| SET PROBLEM |
Everything from the line with "Type out the text in this image." to the end of the data should be restated word for word, and nothing before it.

————

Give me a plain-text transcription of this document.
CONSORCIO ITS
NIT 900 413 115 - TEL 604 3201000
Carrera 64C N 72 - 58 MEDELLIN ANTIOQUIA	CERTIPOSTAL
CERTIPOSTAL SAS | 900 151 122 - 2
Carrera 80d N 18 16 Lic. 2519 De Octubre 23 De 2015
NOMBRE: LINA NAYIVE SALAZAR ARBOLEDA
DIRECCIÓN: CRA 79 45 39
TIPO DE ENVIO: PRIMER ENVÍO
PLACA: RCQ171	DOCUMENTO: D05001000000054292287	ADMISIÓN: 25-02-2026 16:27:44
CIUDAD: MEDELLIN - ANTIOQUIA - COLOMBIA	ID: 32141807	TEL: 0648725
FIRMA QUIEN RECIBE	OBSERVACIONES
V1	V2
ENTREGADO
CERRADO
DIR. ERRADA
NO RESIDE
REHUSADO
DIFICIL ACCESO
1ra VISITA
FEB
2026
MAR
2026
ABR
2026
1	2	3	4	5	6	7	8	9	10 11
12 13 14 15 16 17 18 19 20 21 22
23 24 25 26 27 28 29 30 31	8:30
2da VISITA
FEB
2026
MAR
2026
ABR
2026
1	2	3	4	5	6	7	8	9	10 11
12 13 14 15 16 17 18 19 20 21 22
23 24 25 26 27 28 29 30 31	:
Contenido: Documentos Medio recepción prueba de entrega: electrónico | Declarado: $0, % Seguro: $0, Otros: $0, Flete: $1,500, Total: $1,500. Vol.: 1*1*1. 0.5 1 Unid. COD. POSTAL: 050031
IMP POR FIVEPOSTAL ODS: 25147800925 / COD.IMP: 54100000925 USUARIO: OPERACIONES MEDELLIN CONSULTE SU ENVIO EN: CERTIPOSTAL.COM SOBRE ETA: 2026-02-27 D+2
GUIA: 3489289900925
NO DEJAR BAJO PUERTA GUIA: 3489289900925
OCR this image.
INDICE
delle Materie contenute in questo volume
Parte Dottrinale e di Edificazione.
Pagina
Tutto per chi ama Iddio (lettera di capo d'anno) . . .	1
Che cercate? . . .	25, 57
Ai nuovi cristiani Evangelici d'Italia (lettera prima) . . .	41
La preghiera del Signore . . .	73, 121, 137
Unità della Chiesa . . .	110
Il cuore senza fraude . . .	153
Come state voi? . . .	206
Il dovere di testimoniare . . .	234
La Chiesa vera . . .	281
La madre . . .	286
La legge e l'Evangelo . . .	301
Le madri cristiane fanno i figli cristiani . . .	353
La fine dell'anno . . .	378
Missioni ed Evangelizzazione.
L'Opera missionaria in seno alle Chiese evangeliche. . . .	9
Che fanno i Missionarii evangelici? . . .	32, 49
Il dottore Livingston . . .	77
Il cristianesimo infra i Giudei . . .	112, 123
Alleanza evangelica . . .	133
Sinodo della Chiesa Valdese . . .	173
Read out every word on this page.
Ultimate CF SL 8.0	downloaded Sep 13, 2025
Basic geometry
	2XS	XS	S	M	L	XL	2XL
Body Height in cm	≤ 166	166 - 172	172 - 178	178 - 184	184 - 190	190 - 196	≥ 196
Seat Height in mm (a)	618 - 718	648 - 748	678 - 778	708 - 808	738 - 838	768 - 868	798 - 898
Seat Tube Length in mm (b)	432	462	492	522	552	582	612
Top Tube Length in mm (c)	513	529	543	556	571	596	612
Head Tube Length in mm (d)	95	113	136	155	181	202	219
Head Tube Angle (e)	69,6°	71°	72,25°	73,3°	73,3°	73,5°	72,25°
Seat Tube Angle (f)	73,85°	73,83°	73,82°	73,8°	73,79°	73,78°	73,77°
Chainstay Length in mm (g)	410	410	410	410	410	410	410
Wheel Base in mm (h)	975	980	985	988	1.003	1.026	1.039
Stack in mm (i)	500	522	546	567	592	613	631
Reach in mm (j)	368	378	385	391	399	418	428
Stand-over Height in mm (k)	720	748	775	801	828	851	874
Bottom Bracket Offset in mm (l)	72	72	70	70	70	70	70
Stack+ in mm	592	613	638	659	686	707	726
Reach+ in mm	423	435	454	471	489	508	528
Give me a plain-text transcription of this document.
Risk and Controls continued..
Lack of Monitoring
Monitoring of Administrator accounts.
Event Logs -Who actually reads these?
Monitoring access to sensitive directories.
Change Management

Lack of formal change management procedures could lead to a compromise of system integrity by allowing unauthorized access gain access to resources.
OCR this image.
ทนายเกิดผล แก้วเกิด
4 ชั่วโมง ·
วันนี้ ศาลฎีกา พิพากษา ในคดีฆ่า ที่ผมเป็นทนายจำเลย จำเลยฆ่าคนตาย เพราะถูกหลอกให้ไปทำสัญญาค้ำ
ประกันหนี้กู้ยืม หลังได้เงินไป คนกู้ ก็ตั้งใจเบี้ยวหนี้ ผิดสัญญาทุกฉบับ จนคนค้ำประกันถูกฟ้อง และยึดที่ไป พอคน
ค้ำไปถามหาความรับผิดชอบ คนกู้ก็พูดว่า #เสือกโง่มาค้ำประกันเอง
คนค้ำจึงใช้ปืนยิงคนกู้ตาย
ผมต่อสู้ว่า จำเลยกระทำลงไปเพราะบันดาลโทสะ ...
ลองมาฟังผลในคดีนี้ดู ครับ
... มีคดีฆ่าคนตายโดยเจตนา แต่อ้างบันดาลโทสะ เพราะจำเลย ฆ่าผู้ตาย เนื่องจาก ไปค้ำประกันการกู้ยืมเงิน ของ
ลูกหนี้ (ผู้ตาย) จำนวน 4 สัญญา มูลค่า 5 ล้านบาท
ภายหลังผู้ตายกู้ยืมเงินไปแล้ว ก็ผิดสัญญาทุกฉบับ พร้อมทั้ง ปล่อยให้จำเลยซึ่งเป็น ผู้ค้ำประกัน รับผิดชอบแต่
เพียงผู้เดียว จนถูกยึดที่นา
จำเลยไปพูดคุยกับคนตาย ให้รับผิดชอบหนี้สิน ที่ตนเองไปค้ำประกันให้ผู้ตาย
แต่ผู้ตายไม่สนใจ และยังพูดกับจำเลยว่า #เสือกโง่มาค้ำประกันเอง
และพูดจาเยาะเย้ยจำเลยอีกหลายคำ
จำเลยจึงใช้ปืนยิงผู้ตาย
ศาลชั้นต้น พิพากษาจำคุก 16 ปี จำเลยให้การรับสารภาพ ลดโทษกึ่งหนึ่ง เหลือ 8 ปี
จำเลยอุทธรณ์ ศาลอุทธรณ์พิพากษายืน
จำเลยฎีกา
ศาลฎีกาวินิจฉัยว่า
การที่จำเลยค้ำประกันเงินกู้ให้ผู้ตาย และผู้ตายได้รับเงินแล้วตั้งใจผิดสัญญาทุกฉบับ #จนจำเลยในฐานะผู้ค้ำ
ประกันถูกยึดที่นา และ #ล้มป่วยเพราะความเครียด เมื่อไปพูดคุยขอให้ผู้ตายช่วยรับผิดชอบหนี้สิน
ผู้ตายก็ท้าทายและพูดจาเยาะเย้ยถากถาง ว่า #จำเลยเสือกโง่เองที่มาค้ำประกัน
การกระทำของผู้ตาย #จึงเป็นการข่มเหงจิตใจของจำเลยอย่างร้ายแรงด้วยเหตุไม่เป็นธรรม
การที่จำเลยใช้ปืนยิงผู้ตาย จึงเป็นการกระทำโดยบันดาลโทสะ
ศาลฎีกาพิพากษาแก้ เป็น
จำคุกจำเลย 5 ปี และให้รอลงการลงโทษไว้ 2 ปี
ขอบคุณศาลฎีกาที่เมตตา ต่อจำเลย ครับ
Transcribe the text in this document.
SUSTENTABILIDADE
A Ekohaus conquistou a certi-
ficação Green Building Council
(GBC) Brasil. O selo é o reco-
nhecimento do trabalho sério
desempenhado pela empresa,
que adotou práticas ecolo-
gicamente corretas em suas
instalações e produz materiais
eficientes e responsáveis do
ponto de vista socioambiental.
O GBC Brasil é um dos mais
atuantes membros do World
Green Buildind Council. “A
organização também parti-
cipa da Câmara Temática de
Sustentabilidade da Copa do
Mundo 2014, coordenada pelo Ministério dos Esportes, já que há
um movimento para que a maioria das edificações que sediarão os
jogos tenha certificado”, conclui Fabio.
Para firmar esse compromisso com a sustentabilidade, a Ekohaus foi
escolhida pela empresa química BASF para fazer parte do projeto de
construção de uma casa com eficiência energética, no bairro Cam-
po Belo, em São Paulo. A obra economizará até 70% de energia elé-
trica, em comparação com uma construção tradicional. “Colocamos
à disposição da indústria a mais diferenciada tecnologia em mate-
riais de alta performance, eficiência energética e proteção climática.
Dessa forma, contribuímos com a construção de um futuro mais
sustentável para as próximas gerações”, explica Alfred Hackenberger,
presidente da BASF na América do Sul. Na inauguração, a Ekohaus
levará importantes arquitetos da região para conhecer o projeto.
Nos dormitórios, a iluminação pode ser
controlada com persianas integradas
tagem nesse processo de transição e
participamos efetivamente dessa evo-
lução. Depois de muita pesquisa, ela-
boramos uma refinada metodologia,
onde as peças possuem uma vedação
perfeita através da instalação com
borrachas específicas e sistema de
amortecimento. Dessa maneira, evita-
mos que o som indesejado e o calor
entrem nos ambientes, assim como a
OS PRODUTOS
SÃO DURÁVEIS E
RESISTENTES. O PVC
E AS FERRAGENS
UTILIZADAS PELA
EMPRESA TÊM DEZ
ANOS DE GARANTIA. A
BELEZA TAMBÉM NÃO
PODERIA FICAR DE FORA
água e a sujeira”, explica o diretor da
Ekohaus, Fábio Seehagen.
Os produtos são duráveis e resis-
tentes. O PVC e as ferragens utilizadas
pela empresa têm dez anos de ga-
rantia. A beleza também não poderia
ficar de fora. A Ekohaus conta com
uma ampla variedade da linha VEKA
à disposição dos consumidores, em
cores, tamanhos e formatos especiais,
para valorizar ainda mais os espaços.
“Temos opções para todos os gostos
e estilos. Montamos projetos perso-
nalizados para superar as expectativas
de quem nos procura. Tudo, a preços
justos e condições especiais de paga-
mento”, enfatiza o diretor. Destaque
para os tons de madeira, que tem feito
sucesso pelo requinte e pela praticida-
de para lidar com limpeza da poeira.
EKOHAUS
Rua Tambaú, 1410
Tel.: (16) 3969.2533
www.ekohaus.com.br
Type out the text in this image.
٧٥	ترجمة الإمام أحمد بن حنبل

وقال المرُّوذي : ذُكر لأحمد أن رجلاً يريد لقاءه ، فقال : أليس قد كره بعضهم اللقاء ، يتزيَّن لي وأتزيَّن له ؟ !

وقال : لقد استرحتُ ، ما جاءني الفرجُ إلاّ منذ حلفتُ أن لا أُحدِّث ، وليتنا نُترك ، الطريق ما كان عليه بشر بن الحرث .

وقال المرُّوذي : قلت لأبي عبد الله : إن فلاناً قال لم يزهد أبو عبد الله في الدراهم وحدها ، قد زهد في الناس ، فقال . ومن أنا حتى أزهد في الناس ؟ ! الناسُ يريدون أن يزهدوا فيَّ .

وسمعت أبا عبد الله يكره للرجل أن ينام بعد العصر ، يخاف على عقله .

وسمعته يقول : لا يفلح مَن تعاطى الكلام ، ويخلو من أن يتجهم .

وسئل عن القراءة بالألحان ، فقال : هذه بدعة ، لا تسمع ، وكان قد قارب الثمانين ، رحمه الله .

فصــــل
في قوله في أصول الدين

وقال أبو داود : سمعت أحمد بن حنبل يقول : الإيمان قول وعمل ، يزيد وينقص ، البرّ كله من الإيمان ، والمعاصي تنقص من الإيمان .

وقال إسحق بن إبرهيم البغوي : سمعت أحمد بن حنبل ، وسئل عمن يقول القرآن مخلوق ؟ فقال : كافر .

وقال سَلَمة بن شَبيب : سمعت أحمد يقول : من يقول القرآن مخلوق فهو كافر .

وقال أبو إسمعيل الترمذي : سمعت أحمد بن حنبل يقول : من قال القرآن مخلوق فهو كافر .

————

| SOLUTION |
Type out the text in this image.
٧٥	ترجمة الإمام أحمد بن حنبل

وقال المرُّوذي : ذُكر لأحمد أن رجلاً يريد لقاءه ، فقال : أليس قد كره بعضهم اللقاء ، يتزيَّن لي وأتزيَّن له ؟ !

وقال : لقد استرحتُ ، ما جاءني الفرجُ إلاّ منذ حلفتُ أن لا أُحدِّث ، وليتنا نُترك ، الطريق ما كان عليه بشر بن الحرث .

وقال المرُّوذي : قلت لأبي عبد الله : إن فلاناً قال لم يزهد أبو عبد الله في الدراهم وحدها ، قد زهد في الناس ، فقال . ومن أنا حتى أزهد في الناس ؟ ! الناسُ يريدون أن يزهدوا فيَّ .

وسمعت أبا عبد الله يكره للرجل أن ينام بعد العصر ، يخاف على عقله .

وسمعته يقول : لا يفلح مَن تعاطى الكلام ، ويخلو من أن يتجهم .

وسئل عن القراءة بالألحان ، فقال : هذه بدعة ، لا تسمع ، وكان قد قارب الثمانين ، رحمه الله .

فصــــل
في قوله في أصول الدين

وقال أبو داود : سمعت أحمد بن حنبل يقول : الإيمان قول وعمل ، يزيد وينقص ، البرّ كله من الإيمان ، والمعاصي تنقص من الإيمان .

وقال إسحق بن إبرهيم البغوي : سمعت أحمد بن حنبل ، وسئل عمن يقول القرآن مخلوق ؟ فقال : كافر .

وقال سَلَمة بن شَبيب : سمعت أحمد يقول : من يقول القرآن مخلوق فهو كافر .

وقال أبو إسمعيل الترمذي : سمعت أحمد بن حنبل يقول : من قال القرآن مخلوق فهو كافر .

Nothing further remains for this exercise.